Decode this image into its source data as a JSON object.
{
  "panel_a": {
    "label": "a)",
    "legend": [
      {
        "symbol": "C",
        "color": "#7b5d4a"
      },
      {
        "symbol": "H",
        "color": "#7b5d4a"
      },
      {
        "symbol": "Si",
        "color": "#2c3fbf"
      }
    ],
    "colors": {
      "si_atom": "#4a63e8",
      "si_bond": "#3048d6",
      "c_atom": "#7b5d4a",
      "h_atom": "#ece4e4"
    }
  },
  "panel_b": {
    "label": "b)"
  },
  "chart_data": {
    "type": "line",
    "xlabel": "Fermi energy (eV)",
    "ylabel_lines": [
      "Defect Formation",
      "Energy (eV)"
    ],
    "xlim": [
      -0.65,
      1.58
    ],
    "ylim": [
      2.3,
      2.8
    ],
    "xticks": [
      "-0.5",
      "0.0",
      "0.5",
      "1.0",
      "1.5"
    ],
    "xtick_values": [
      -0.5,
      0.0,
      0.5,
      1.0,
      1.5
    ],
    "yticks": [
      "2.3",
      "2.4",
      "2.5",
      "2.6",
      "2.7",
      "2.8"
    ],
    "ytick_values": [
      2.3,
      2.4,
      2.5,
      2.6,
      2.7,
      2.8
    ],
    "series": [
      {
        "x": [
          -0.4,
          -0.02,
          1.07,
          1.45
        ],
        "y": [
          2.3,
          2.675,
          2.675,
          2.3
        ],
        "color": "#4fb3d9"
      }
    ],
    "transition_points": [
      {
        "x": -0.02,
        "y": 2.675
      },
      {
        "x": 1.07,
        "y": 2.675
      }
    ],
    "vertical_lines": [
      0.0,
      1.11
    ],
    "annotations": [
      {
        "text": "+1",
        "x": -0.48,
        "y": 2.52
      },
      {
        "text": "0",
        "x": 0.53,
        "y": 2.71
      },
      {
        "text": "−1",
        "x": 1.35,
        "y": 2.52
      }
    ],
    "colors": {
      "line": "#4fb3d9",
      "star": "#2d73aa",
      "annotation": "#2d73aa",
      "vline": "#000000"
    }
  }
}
# # #
- [The problem] Set every line of the listing down word for word.

- [Reply to the exercise]
Decode this image into its source data as a JSON object.
{
  "panel_a": {
    "label": "a)",
    "legend": [
      {
        "symbol": "C",
        "color": "#7b5d4a"
      },
      {
        "symbol": "H",
        "color": "#7b5d4a"
      },
      {
        "symbol": "Si",
        "color": "#2c3fbf"
      }
    ],
    "colors": {
      "si_atom": "#4a63e8",
      "si_bond": "#3048d6",
      "c_atom": "#7b5d4a",
      "h_atom": "#ece4e4"
    }
  },
  "panel_b": {
    "label": "b)"
  },
  "chart_data": {
    "type": "line",
    "xlabel": "Fermi energy (eV)",
    "ylabel_lines": [
      "Defect Formation",
      "Energy (eV)"
    ],
    "xlim": [
      -0.65,
      1.58
    ],
    "ylim": [
      2.3,
      2.8
    ],
    "xticks": [
      "-0.5",
      "0.0",
      "0.5",
      "1.0",
      "1.5"
    ],
    "xtick_values": [
      -0.5,
      0.0,
      0.5,
      1.0,
      1.5
    ],
    "yticks": [
      "2.3",
      "2.4",
      "2.5",
      "2.6",
      "2.7",
      "2.8"
    ],
    "ytick_values": [
      2.3,
      2.4,
      2.5,
      2.6,
      2.7,
      2.8
    ],
    "series": [
      {
        "x": [
          -0.4,
          -0.02,
          1.07,
          1.45
        ],
        "y": [
          2.3,
          2.675,
          2.675,
          2.3
        ],
        "color": "#4fb3d9"
      }
    ],
    "transition_points": [
      {
        "x": -0.02,
        "y": 2.675
      },
      {
        "x": 1.07,
        "y": 2.675
      }
    ],
    "vertical_lines": [
      0.0,
      1.11
    ],
    "annotations": [
      {
        "text": "+1",
        "x": -0.48,
        "y": 2.52
      },
      {
        "text": "0",
        "x": 0.53,
        "y": 2.71
      },
      {
        "text": "−1",
        "x": 1.35,
        "y": 2.52
      }
    ],
    "colors": {
      "line": "#4fb3d9",
      "star": "#2d73aa",
      "annotation": "#2d73aa",
      "vline": "#000000"
    }
  }
}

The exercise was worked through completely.